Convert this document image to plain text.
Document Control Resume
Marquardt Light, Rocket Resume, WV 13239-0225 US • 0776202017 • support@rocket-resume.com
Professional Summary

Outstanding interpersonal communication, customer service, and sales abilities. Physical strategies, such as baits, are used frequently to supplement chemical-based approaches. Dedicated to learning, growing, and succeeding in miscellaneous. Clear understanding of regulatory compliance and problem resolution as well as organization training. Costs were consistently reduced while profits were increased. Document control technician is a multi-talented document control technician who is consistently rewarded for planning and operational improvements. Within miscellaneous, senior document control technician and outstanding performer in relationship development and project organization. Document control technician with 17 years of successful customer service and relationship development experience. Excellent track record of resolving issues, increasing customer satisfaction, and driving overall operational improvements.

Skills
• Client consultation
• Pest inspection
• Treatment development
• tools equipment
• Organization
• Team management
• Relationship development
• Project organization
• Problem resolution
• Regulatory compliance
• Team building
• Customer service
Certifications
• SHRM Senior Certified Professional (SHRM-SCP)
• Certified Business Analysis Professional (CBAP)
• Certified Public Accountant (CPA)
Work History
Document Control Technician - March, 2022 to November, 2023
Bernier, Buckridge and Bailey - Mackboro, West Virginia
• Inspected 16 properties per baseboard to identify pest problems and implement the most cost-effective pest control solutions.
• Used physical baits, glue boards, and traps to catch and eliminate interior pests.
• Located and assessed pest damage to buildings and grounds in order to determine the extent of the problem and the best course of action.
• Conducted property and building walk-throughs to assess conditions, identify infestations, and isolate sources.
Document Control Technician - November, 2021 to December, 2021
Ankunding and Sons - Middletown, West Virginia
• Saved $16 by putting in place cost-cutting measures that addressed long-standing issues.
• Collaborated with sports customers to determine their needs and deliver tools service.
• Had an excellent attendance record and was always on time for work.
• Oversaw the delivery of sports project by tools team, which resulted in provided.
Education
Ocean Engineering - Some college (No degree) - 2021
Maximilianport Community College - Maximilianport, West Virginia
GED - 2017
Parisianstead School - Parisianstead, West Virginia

##############################

### [Set problem]
Write out the data exactly as it stands.

### [Result]
Convert this document image to plain text.
Document Control Resume
Marquardt Light, Rocket Resume, WV 13239-0225 US • 0776202017 • support@rocket-resume.com
Professional Summary

Outstanding interpersonal communication, customer service, and sales abilities. Physical strategies, such as baits, are used frequently to supplement chemical-based approaches. Dedicated to learning, growing, and succeeding in miscellaneous. Clear understanding of regulatory compliance and problem resolution as well as organization training. Costs were consistently reduced while profits were increased. Document control technician is a multi-talented document control technician who is consistently rewarded for planning and operational improvements. Within miscellaneous, senior document control technician and outstanding performer in relationship development and project organization. Document control technician with 17 years of successful customer service and relationship development experience. Excellent track record of resolving issues, increasing customer satisfaction, and driving overall operational improvements.

Skills
• Client consultation
• Pest inspection
• Treatment development
• tools equipment
• Organization
• Team management
• Relationship development
• Project organization
• Problem resolution
• Regulatory compliance
• Team building
• Customer service
Certifications
• SHRM Senior Certified Professional (SHRM-SCP)
• Certified Business Analysis Professional (CBAP)
• Certified Public Accountant (CPA)
Work History
Document Control Technician - March, 2022 to November, 2023
Bernier, Buckridge and Bailey - Mackboro, West Virginia
• Inspected 16 properties per baseboard to identify pest problems and implement the most cost-effective pest control solutions.
• Used physical baits, glue boards, and traps to catch and eliminate interior pests.
• Located and assessed pest damage to buildings and grounds in order to determine the extent of the problem and the best course of action.
• Conducted property and building walk-throughs to assess conditions, identify infestations, and isolate sources.
Document Control Technician - November, 2021 to December, 2021
Ankunding and Sons - Middletown, West Virginia
• Saved $16 by putting in place cost-cutting measures that addressed long-standing issues.
• Collaborated with sports customers to determine their needs and deliver tools service.
• Had an excellent attendance record and was always on time for work.
• Oversaw the delivery of sports project by tools team, which resulted in provided.
Education
Ocean Engineering - Some college (No degree) - 2021
Maximilianport Community College - Maximilianport, West Virginia
GED - 2017
Parisianstead School - Parisianstead, West Virginia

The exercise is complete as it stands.